BEGIN PROVIDED MATERIAL

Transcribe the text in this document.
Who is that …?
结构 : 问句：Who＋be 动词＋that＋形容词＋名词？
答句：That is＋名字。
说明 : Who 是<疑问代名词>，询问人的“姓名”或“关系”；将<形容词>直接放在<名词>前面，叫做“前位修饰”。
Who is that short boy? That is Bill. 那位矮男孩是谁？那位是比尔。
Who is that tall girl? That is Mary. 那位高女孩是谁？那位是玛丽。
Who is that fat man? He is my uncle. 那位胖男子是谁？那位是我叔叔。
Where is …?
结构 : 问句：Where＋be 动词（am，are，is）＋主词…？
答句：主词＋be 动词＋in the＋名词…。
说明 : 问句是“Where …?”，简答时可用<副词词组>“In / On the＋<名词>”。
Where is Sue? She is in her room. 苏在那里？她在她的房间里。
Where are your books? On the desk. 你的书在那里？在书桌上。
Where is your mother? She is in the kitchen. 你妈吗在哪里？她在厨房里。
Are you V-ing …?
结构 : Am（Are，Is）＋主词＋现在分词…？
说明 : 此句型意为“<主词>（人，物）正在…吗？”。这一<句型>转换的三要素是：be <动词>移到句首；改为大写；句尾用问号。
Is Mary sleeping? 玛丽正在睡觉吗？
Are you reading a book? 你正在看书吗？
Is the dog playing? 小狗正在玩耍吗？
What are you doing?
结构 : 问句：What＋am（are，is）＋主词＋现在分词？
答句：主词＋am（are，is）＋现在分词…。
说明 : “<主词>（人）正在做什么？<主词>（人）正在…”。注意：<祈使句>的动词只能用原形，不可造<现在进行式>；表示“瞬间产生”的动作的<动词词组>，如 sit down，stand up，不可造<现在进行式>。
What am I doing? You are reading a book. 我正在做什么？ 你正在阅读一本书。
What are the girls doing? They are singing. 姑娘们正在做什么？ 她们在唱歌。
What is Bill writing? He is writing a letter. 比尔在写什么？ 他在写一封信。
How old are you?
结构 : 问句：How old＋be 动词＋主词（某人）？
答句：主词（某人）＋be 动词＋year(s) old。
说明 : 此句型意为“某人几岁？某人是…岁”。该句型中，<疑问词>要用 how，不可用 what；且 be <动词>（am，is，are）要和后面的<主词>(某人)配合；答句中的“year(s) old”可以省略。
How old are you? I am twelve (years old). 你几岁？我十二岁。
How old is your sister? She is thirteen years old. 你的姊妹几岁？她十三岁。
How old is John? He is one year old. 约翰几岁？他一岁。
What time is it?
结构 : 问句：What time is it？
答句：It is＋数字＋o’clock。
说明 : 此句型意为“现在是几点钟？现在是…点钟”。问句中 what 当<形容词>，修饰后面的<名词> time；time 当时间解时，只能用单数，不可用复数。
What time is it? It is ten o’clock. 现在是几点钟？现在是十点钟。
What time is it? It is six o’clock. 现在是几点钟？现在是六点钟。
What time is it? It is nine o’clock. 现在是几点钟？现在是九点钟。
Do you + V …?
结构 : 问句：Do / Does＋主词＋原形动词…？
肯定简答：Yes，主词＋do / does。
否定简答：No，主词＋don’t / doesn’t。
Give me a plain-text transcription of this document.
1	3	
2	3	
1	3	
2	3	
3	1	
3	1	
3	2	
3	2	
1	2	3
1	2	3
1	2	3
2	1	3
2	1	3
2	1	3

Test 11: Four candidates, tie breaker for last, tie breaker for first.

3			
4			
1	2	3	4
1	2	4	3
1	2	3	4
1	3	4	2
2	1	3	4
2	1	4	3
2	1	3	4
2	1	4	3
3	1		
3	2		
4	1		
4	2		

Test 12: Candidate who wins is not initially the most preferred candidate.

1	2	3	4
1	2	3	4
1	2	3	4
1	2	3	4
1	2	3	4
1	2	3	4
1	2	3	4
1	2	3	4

END PROVIDED MATERIAL

### EXERCISE REQUIREMENTS
Your task is to output all of the data above word for word.

### EXERCISE RESPONSE
Transcribe the text in this document.
Who is that …?
结构 : 问句：Who＋be 动词＋that＋形容词＋名词？
答句：That is＋名字。
说明 : Who 是<疑问代名词>，询问人的“姓名”或“关系”；将<形容词>直接放在<名词>前面，叫做“前位修饰”。
Who is that short boy? That is Bill. 那位矮男孩是谁？那位是比尔。
Who is that tall girl? That is Mary. 那位高女孩是谁？那位是玛丽。
Who is that fat man? He is my uncle. 那位胖男子是谁？那位是我叔叔。
Where is …?
结构 : 问句：Where＋be 动词（am，are，is）＋主词…？
答句：主词＋be 动词＋in the＋名词…。
说明 : 问句是“Where …?”，简答时可用<副词词组>“In / On the＋<名词>”。
Where is Sue? She is in her room. 苏在那里？她在她的房间里。
Where are your books? On the desk. 你的书在那里？在书桌上。
Where is your mother? She is in the kitchen. 你妈吗在哪里？她在厨房里。
Are you V-ing …?
结构 : Am（Are，Is）＋主词＋现在分词…？
说明 : 此句型意为“<主词>（人，物）正在…吗？”。这一<句型>转换的三要素是：be <动词>移到句首；改为大写；句尾用问号。
Is Mary sleeping? 玛丽正在睡觉吗？
Are you reading a book? 你正在看书吗？
Is the dog playing? 小狗正在玩耍吗？
What are you doing?
结构 : 问句：What＋am（are，is）＋主词＋现在分词？
答句：主词＋am（are，is）＋现在分词…。
说明 : “<主词>（人）正在做什么？<主词>（人）正在…”。注意：<祈使句>的动词只能用原形，不可造<现在进行式>；表示“瞬间产生”的动作的<动词词组>，如 sit down，stand up，不可造<现在进行式>。
What am I doing? You are reading a book. 我正在做什么？ 你正在阅读一本书。
What are the girls doing? They are singing. 姑娘们正在做什么？ 她们在唱歌。
What is Bill writing? He is writing a letter. 比尔在写什么？ 他在写一封信。
How old are you?
结构 : 问句：How old＋be 动词＋主词（某人）？
答句：主词（某人）＋be 动词＋year(s) old。
说明 : 此句型意为“某人几岁？某人是…岁”。该句型中，<疑问词>要用 how，不可用 what；且 be <动词>（am，is，are）要和后面的<主词>(某人)配合；答句中的“year(s) old”可以省略。
How old are you? I am twelve (years old). 你几岁？我十二岁。
How old is your sister? She is thirteen years old. 你的姊妹几岁？她十三岁。
How old is John? He is one year old. 约翰几岁？他一岁。
What time is it?
结构 : 问句：What time is it？
答句：It is＋数字＋o’clock。
说明 : 此句型意为“现在是几点钟？现在是…点钟”。问句中 what 当<形容词>，修饰后面的<名词> time；time 当时间解时，只能用单数，不可用复数。
What time is it? It is ten o’clock. 现在是几点钟？现在是十点钟。
What time is it? It is six o’clock. 现在是几点钟？现在是六点钟。
What time is it? It is nine o’clock. 现在是几点钟？现在是九点钟。
Do you + V …?
结构 : 问句：Do / Does＋主词＋原形动词…？
肯定简答：Yes，主词＋do / does。
否定简答：No，主词＋don’t / doesn’t。
Give me a plain-text transcription of this document.
1	3	
2	3	
1	3	
2	3	
3	1	
3	1	
3	2	
3	2	
1	2	3
1	2	3
1	2	3
2	1	3
2	1	3
2	1	3

Test 11: Four candidates, tie breaker for last, tie breaker for first.

3			
4			
1	2	3	4
1	2	4	3
1	2	3	4
1	3	4	2
2	1	3	4
2	1	4	3
2	1	3	4
2	1	4	3
3	1		
3	2		
4	1		
4	2		

Test 12: Candidate who wins is not initially the most preferred candidate.

1	2	3	4
1	2	3	4
1	2	3	4
1	2	3	4
1	2	3	4
1	2	3	4
1	2	3	4
1	2	3	4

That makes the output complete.